GIVEN PASSAGE —
---*---

I watched the “Bags of Gold” video for the first time about six months ago, and it was one of the first things that really sold me on DS106. I remember not understanding parts of it—the allusions, the web 1.0/2.0 distinctions, the blackboard forum dissection—but I remember thinking that Campbell seemed like a zealot who believed in a religion that I hadn’t understood existed, a religion where the scripture talked about the Code becoming flesh and Web 2.0 affordances carrying us to Mecca and then to heaven. Or, you know, the equivalent.
What strikes me most now, watching the video, are the moments when the talk sort of pushes through logic into a place closer to poetry, maybe?, or philosophy. The idea that we use these tools/affordances to “amplify our beings,” that the goal is to become “programmed for discovery.” Even “mileage may vary” strikes me as a perfect metaphor, terse but not austere, with a Carver-ish ironic charm.

---*---

WHAT THE TASK REQUIRES — Rewrite the paragraph beginning "What strikes me most now" in the passage above about the "Bags of Gold" video, shortening it to no more than three sentences while keeping its main points.

RECORDED INFORMATION —
---*---

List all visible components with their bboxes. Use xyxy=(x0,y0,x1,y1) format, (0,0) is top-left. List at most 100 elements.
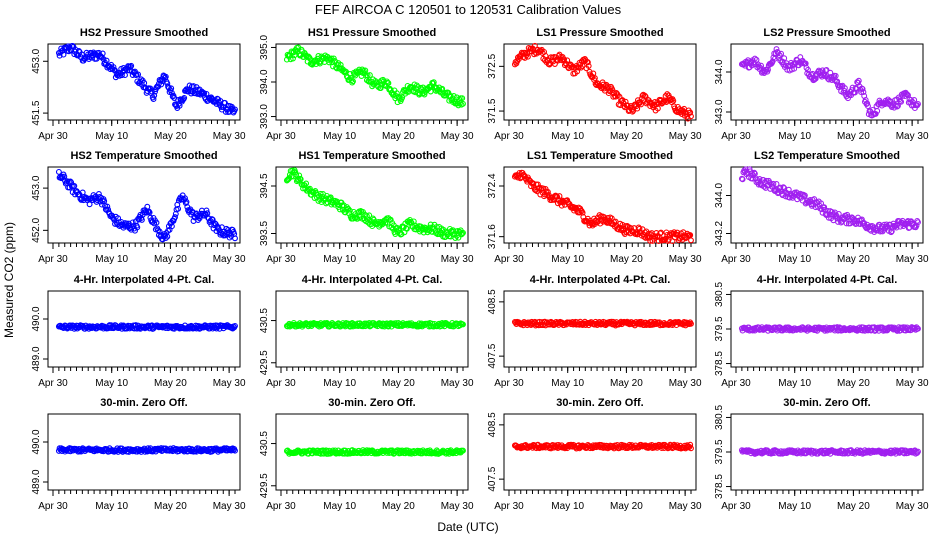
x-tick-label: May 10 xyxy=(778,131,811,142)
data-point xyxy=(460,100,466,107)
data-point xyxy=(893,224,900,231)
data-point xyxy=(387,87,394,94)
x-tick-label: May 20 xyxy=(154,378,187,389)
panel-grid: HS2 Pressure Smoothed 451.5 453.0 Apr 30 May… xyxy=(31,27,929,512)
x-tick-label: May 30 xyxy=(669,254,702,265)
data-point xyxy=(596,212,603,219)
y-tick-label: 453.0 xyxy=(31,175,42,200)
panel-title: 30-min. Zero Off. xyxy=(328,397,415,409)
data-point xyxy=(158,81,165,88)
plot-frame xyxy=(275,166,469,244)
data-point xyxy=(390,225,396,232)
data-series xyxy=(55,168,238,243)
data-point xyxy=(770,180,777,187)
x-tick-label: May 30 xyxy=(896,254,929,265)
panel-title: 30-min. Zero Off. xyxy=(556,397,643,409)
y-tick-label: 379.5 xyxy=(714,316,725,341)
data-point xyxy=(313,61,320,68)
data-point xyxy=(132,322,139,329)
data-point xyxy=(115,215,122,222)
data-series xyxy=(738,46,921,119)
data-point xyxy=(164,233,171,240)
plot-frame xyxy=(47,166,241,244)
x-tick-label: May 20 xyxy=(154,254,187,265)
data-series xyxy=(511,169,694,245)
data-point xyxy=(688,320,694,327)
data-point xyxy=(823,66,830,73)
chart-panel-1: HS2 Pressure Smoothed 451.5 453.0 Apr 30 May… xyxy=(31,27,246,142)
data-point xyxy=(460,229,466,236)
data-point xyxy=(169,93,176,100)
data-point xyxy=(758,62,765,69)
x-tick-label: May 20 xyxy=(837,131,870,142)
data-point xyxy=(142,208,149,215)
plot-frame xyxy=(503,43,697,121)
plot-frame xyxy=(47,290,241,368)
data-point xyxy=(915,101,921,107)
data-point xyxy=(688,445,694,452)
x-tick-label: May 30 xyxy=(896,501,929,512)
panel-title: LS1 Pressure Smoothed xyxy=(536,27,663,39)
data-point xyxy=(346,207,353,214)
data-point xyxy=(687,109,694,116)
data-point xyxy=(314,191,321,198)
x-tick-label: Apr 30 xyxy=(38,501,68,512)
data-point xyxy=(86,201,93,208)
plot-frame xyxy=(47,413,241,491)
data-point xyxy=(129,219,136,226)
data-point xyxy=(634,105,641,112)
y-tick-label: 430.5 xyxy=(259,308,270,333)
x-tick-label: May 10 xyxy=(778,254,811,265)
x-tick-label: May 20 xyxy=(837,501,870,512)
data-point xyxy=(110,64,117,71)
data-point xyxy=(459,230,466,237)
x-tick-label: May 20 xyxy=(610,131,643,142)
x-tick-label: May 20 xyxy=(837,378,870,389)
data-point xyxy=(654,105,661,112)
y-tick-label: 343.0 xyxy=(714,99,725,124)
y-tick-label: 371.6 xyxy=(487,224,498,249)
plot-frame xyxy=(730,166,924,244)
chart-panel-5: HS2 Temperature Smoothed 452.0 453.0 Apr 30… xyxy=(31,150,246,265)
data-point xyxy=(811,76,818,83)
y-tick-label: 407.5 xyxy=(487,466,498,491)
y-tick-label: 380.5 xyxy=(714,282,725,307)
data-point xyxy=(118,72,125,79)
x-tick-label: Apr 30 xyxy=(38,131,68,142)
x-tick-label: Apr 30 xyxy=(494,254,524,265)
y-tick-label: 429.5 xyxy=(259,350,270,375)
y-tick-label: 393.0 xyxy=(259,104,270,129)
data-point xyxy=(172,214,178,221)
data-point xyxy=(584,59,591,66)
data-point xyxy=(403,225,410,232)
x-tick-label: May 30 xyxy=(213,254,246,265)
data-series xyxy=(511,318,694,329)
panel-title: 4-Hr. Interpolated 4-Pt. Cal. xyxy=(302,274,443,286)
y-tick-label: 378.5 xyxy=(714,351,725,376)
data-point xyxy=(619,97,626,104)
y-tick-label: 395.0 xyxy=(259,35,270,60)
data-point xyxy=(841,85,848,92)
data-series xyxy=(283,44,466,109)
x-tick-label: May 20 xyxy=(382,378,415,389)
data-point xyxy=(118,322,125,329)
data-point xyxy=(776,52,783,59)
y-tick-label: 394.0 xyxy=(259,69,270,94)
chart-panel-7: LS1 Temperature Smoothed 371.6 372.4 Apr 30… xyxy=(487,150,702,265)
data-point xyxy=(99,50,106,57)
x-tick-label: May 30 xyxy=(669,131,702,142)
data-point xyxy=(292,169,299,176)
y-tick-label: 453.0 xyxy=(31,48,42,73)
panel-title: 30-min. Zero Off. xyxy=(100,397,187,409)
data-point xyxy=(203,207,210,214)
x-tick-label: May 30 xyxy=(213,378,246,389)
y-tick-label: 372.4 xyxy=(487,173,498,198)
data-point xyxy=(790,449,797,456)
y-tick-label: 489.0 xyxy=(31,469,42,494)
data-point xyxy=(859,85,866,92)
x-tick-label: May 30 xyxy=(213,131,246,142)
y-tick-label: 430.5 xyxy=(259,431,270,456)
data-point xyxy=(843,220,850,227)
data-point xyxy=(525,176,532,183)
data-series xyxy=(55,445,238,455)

---*---

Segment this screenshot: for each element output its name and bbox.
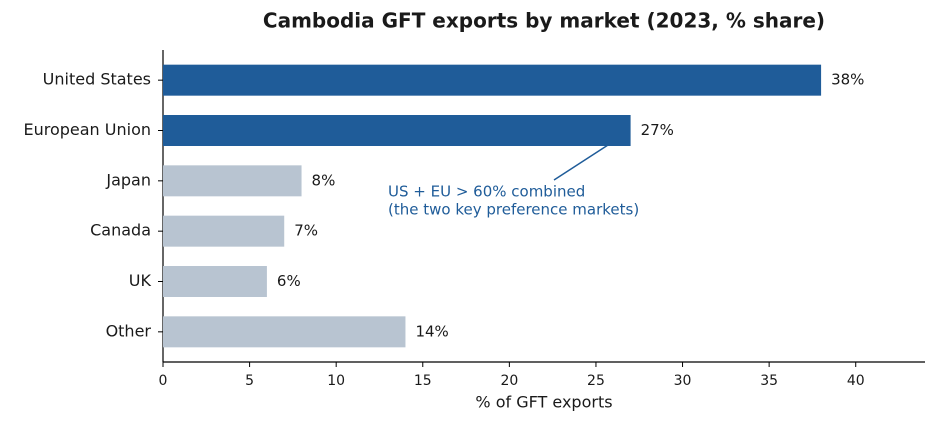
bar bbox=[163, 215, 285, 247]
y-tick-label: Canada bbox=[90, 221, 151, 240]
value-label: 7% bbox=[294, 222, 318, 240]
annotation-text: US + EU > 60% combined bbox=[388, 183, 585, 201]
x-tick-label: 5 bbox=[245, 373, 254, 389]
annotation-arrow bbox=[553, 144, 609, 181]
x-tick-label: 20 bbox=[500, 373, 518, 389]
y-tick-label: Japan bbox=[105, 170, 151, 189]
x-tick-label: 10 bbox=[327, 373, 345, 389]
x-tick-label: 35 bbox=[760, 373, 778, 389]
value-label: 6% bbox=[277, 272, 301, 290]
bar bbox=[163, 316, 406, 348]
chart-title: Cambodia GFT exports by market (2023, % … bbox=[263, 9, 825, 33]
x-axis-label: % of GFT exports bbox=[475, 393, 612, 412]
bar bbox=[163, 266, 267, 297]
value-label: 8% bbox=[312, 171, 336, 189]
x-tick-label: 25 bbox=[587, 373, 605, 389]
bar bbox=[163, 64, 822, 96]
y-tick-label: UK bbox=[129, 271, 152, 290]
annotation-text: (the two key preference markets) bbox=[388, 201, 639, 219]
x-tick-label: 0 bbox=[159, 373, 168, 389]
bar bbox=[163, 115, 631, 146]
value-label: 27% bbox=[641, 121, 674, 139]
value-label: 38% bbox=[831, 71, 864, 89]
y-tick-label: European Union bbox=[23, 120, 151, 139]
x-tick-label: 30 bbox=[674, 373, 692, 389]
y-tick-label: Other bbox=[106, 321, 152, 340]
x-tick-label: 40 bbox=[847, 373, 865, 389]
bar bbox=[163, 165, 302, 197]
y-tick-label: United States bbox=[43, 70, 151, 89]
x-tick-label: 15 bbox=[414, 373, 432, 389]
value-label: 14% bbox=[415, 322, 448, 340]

---*---

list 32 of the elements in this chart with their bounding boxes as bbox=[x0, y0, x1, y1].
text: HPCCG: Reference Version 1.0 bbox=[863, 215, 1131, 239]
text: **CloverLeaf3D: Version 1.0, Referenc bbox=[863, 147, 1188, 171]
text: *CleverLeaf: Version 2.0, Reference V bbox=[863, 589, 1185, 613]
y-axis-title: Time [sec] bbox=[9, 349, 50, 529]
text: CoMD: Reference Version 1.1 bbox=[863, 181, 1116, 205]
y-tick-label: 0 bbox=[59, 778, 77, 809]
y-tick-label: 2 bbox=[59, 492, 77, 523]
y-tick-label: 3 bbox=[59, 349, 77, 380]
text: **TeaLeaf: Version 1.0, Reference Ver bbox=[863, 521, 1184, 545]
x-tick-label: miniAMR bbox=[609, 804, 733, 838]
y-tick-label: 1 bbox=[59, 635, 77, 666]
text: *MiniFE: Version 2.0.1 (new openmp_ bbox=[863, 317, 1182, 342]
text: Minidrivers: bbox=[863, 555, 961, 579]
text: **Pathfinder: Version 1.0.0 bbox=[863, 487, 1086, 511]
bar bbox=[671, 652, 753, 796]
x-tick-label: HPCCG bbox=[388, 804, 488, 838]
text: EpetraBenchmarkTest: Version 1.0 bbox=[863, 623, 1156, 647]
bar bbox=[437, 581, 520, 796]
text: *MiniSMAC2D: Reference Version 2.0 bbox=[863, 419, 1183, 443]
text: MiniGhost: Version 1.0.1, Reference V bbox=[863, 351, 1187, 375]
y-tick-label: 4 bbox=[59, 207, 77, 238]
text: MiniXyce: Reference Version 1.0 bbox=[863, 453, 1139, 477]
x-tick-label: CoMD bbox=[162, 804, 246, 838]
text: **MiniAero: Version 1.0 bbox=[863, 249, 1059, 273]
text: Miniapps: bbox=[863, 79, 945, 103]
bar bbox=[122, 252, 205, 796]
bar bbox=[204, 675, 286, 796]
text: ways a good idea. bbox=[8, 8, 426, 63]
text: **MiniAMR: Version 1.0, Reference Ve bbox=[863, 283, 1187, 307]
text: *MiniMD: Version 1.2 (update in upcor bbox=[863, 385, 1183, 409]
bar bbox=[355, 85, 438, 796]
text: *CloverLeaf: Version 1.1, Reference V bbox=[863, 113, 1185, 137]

---*---

OUTPUT — Watching the video now, I am most struck by moments when the talk moves past logic toward something like poetry or philosophy. Examples are the ideas that tools and affordances "amplify our beings" and that the goal is to become "programmed for discovery." Even "mileage may vary" seems a perfect metaphor: terse but not austere, with a Carver-ish ironic charm.